## Work to be completed
Find the line that contains "What's the underlying". Copy it and every line after it to the end of the material below, exactly, with no pictures.

— start —

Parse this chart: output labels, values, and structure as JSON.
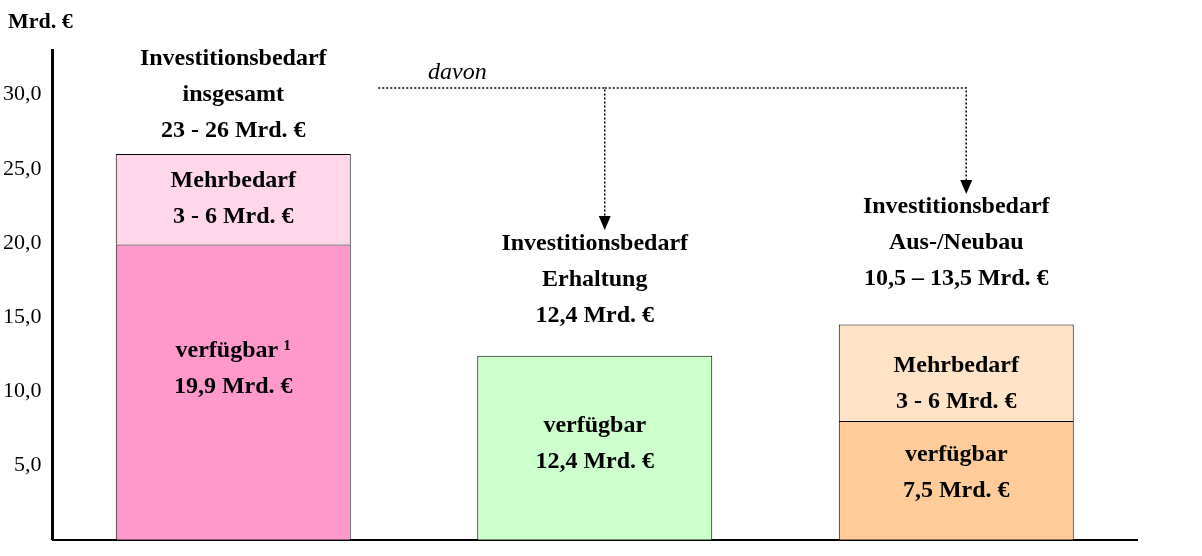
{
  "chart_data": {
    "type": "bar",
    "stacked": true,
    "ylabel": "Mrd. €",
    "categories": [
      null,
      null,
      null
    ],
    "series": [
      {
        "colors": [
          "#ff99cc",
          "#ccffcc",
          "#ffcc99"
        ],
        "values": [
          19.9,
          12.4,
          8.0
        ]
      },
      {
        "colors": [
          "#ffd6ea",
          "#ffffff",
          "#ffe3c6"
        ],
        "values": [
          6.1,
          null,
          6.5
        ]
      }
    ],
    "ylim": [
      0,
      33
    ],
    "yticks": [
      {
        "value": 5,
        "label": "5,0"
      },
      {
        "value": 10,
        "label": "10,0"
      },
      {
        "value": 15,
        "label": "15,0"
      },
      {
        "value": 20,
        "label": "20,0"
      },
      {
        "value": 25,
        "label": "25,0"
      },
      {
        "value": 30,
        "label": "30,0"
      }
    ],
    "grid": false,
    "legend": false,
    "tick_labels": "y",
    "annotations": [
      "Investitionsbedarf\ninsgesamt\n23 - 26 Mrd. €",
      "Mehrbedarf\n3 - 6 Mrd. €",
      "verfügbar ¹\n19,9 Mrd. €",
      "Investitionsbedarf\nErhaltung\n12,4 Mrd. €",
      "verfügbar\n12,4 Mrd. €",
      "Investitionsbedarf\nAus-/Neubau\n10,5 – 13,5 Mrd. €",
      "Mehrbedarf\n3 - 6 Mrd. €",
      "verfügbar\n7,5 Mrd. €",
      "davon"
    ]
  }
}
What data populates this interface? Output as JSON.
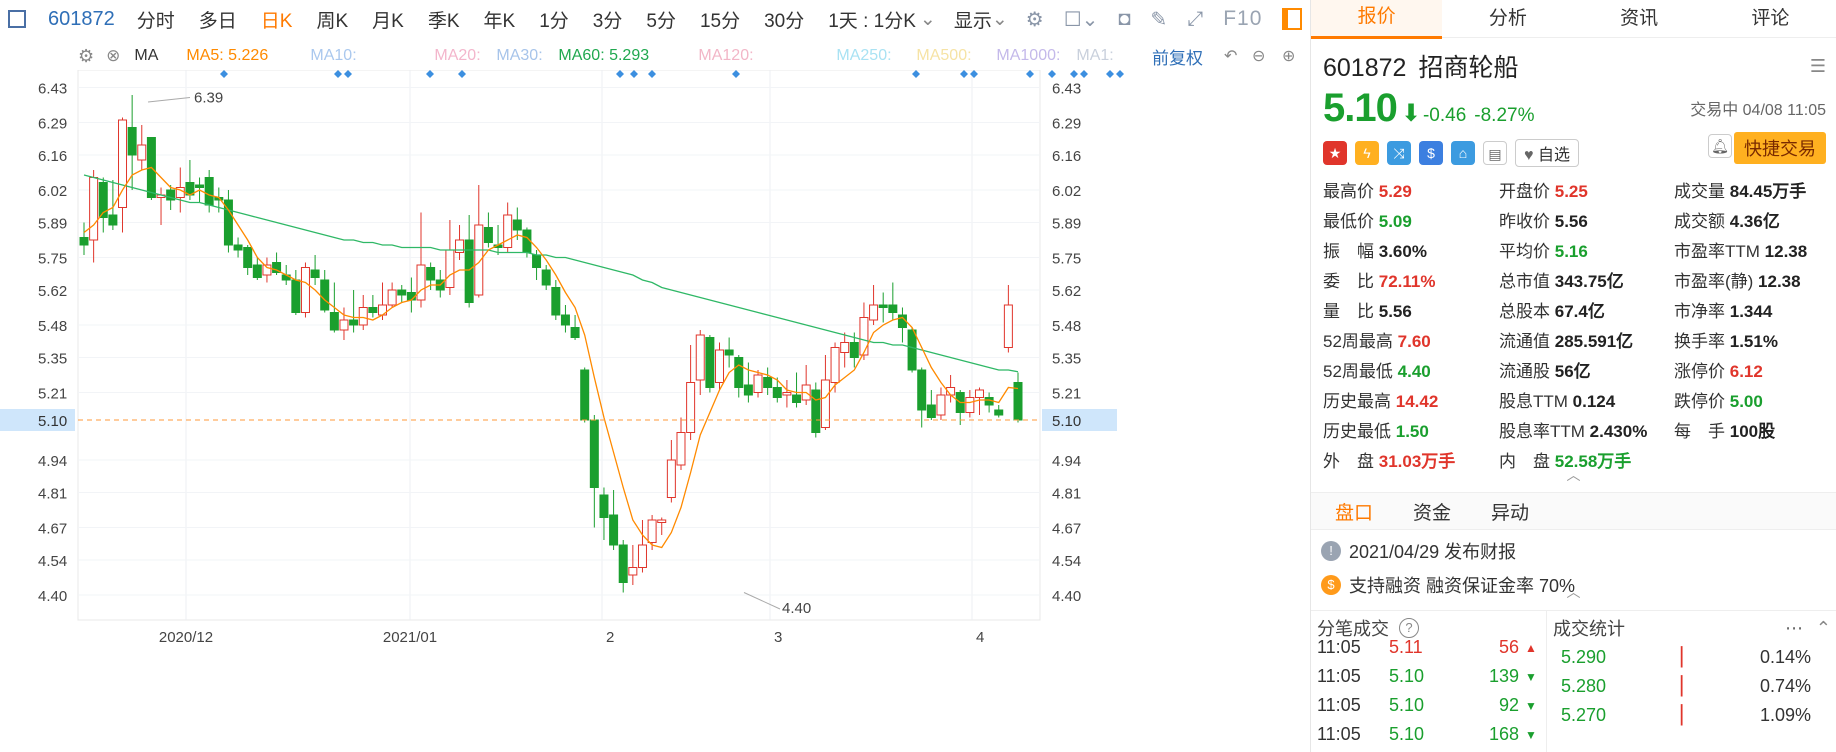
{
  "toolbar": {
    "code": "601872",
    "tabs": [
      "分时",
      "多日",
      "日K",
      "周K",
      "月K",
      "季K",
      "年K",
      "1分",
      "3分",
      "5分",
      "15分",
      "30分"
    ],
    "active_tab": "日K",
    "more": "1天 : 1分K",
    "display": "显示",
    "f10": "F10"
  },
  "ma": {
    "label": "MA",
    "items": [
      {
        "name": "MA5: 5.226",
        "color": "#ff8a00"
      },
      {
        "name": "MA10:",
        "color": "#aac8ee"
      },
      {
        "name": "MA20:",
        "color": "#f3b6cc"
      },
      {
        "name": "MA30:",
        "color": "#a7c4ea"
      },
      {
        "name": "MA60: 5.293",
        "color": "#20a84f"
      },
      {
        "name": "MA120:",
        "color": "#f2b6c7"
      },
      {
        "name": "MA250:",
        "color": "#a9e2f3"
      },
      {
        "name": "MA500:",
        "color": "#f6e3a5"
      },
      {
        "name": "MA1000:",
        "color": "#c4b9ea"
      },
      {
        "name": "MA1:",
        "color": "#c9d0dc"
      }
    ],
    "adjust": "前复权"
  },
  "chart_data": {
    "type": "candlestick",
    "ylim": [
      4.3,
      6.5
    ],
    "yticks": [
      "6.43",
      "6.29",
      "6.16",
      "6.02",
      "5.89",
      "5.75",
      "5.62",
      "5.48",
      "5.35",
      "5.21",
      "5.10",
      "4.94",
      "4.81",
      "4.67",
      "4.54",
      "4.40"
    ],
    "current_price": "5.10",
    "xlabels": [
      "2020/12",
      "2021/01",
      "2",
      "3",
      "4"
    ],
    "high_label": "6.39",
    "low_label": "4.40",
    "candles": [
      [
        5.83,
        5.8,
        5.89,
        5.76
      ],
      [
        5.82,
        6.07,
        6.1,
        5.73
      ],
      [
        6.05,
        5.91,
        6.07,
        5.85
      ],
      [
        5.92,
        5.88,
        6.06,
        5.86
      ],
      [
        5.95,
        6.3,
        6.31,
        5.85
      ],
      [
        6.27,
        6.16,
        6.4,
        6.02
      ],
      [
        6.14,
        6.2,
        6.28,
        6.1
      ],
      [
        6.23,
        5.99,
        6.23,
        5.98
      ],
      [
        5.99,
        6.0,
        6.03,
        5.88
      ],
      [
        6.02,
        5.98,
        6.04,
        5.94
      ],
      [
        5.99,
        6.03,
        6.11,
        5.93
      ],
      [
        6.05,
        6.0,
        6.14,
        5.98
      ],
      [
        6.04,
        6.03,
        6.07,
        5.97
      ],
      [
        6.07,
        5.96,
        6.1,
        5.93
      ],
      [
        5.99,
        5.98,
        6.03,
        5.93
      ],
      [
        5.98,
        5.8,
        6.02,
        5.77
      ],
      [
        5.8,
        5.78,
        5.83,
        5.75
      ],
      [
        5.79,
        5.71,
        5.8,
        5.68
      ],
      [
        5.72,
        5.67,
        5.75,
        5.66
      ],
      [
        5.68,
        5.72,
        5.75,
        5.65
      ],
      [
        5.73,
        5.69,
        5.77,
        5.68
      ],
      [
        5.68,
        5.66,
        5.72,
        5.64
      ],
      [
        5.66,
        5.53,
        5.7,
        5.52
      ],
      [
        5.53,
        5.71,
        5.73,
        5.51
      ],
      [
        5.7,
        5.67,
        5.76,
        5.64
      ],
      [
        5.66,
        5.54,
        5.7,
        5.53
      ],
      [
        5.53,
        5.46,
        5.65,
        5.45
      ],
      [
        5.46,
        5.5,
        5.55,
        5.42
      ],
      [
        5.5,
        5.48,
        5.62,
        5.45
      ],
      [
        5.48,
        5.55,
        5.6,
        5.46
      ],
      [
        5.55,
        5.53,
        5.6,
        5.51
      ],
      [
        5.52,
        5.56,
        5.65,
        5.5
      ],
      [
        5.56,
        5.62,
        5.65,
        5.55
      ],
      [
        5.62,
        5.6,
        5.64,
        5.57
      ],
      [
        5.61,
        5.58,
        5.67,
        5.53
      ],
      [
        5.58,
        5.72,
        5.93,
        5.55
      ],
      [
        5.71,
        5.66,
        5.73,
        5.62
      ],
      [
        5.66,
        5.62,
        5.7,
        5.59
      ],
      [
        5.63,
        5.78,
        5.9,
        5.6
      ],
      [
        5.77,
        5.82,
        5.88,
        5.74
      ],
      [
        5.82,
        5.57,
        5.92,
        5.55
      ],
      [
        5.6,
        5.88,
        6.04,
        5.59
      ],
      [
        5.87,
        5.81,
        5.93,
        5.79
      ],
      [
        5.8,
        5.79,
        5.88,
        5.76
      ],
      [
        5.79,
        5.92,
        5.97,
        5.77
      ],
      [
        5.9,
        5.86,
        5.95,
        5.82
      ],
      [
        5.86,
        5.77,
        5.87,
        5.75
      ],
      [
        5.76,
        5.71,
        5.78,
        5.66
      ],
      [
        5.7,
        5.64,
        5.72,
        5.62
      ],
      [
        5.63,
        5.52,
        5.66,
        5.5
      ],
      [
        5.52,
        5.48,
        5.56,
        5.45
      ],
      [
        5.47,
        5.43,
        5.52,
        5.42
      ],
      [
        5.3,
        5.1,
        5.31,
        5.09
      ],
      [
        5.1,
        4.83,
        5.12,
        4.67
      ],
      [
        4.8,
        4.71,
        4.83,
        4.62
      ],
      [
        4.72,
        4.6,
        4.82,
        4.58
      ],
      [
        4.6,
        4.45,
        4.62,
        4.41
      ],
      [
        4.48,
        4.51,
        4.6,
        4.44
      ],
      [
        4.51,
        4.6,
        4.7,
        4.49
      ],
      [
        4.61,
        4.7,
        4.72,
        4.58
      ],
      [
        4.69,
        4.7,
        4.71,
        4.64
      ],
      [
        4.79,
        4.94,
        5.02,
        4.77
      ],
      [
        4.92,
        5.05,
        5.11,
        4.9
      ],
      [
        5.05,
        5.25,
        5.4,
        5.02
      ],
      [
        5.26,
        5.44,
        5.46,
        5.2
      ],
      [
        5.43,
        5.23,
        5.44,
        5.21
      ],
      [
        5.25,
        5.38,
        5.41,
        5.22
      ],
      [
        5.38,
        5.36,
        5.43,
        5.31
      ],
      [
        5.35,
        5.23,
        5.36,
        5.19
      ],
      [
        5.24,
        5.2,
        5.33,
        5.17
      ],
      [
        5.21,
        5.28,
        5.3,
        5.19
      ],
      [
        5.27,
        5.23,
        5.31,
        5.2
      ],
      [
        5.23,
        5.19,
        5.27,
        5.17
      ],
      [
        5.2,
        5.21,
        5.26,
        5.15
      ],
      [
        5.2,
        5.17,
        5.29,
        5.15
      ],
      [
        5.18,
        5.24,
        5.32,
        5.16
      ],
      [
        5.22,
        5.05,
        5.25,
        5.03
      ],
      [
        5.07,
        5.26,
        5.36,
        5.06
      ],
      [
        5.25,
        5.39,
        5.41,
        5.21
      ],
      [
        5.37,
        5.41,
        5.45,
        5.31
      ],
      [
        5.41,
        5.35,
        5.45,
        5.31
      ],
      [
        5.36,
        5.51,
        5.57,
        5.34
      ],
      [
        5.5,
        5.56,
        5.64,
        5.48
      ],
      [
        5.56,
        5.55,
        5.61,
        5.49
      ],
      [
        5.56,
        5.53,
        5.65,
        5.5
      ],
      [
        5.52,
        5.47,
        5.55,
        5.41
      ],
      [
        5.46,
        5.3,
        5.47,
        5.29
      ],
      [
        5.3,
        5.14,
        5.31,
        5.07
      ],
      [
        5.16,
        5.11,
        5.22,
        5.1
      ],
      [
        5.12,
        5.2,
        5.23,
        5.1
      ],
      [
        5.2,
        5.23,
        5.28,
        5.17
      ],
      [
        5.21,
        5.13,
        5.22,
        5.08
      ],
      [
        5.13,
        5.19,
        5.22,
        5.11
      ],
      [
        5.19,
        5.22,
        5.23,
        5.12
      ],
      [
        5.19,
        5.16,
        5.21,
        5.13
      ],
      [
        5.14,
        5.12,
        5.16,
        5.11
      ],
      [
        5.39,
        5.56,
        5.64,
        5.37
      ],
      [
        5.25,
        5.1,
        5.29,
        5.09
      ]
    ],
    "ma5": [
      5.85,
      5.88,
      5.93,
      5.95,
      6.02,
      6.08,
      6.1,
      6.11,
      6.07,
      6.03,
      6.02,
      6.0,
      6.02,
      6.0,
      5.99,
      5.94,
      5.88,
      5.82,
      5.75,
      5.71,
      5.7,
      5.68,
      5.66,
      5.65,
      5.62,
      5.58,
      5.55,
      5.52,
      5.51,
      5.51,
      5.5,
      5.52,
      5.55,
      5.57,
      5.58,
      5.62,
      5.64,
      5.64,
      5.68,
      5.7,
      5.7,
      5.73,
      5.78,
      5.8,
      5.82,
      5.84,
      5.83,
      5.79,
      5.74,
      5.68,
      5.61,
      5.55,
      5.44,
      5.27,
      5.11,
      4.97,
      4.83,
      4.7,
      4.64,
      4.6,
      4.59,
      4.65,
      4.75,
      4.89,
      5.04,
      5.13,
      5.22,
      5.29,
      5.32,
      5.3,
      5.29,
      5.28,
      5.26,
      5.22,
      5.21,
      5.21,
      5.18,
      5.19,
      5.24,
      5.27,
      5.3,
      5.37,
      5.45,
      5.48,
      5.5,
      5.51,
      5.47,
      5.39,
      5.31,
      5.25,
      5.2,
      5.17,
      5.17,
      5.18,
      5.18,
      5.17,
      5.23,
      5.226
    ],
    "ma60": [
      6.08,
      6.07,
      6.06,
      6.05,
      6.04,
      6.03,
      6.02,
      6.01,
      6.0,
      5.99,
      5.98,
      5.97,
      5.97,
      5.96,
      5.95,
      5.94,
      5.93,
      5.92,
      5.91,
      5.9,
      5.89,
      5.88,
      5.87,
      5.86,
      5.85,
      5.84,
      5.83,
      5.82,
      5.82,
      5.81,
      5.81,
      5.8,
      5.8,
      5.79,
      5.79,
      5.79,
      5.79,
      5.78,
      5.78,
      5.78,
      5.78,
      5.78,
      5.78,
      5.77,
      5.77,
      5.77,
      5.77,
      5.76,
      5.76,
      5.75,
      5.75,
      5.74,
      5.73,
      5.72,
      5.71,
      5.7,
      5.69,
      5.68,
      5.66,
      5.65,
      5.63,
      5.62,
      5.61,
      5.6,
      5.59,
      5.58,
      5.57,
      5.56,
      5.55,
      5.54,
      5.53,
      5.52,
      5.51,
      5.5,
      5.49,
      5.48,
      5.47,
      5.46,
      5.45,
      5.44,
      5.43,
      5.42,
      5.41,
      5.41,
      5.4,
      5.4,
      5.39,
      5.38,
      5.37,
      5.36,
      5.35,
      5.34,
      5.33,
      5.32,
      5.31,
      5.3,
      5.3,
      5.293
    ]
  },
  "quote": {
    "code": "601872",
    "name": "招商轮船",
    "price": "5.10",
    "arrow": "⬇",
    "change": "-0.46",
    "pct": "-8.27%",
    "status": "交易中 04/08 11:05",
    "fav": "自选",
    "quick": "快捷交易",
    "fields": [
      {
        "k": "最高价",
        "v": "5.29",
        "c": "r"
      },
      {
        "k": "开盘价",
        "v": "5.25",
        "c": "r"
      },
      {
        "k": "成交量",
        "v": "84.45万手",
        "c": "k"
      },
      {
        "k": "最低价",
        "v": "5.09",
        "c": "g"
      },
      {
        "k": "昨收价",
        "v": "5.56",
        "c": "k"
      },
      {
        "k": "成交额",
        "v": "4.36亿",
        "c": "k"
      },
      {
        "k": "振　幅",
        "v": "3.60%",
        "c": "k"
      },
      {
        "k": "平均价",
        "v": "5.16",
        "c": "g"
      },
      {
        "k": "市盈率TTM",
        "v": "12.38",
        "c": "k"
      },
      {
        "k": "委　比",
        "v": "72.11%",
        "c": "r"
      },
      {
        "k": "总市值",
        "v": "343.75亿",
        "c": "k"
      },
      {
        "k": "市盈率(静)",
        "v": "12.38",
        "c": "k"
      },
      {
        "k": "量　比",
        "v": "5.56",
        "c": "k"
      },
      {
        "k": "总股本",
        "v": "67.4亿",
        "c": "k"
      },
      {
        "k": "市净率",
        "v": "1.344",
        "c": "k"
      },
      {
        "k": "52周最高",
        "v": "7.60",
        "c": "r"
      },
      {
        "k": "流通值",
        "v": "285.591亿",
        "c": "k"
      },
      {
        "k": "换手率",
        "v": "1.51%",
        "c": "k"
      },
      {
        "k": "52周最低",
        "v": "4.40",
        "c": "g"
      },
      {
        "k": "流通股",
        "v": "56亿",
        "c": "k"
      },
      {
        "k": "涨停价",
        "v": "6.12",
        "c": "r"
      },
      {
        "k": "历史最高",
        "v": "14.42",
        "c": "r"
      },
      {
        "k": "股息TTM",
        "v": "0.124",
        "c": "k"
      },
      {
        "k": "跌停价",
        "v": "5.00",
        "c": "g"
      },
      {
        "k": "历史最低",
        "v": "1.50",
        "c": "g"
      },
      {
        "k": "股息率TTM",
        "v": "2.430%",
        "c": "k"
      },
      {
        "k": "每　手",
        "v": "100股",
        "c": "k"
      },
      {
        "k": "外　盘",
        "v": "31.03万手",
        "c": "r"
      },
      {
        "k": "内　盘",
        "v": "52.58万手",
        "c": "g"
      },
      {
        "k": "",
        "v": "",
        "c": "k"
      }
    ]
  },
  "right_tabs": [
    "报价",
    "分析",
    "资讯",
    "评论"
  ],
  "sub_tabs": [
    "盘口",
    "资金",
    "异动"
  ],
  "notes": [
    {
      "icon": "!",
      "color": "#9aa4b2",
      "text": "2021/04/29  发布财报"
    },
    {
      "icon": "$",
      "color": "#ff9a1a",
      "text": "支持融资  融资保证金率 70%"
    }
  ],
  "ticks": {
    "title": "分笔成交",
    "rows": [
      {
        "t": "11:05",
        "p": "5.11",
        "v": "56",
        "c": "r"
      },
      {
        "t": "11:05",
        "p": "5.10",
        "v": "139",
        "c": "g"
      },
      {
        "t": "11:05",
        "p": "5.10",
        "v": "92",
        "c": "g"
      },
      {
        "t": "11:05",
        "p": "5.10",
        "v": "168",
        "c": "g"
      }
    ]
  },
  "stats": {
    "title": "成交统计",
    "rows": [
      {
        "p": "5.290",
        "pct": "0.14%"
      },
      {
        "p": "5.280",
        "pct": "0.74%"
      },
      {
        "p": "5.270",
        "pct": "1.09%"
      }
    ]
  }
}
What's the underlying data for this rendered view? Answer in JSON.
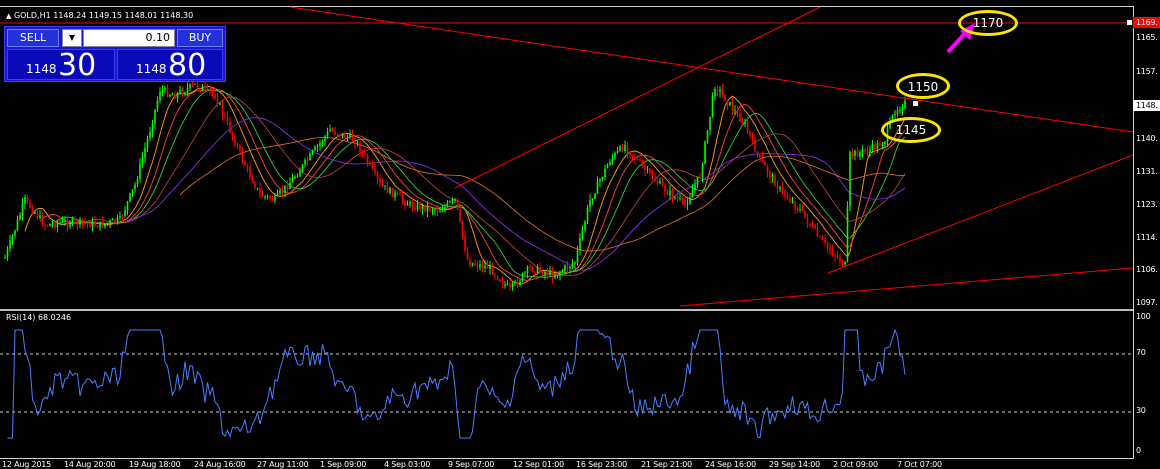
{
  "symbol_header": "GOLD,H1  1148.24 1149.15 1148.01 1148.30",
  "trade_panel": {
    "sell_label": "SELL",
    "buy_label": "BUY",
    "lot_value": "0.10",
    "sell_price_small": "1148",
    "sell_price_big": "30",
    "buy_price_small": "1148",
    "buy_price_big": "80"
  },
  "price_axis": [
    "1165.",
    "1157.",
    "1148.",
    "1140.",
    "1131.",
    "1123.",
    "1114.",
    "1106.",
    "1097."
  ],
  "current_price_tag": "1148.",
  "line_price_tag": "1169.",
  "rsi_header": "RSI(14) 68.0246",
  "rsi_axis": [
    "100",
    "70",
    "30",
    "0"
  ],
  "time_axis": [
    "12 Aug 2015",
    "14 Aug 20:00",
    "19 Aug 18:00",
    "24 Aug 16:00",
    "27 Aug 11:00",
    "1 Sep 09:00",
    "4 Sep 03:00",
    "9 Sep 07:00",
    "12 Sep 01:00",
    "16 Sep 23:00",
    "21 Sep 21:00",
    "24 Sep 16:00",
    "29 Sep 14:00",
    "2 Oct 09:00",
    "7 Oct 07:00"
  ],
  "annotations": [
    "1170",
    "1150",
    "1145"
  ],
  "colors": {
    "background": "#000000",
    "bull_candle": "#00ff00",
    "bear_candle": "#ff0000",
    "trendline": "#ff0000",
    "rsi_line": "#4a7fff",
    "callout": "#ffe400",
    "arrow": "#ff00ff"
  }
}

— end —

## Answer below
What's the underlying data for this rendered view? Answer in JSON.
{
  "symbol_header": "GOLD,H1  1148.24 1149.15 1148.01 1148.30",
  "trade_panel": {
    "sell_label": "SELL",
    "buy_label": "BUY",
    "lot_value": "0.10",
    "sell_price_small": "1148",
    "sell_price_big": "30",
    "buy_price_small": "1148",
    "buy_price_big": "80"
  },
  "price_axis": [
    "1165.",
    "1157.",
    "1148.",
    "1140.",
    "1131.",
    "1123.",
    "1114.",
    "1106.",
    "1097."
  ],
  "current_price_tag": "1148.",
  "line_price_tag": "1169.",
  "rsi_header": "RSI(14) 68.0246",
  "rsi_axis": [
    "100",
    "70",
    "30",
    "0"
  ],
  "time_axis": [
    "12 Aug 2015",
    "14 Aug 20:00",
    "19 Aug 18:00",
    "24 Aug 16:00",
    "27 Aug 11:00",
    "1 Sep 09:00",
    "4 Sep 03:00",
    "9 Sep 07:00",
    "12 Sep 01:00",
    "16 Sep 23:00",
    "21 Sep 21:00",
    "24 Sep 16:00",
    "29 Sep 14:00",
    "2 Oct 09:00",
    "7 Oct 07:00"
  ],
  "annotations": [
    "1170",
    "1150",
    "1145"
  ],
  "colors": {
    "background": "#000000",
    "bull_candle": "#00ff00",
    "bear_candle": "#ff0000",
    "trendline": "#ff0000",
    "rsi_line": "#4a7fff",
    "callout": "#ffe400",
    "arrow": "#ff00ff"
  }
}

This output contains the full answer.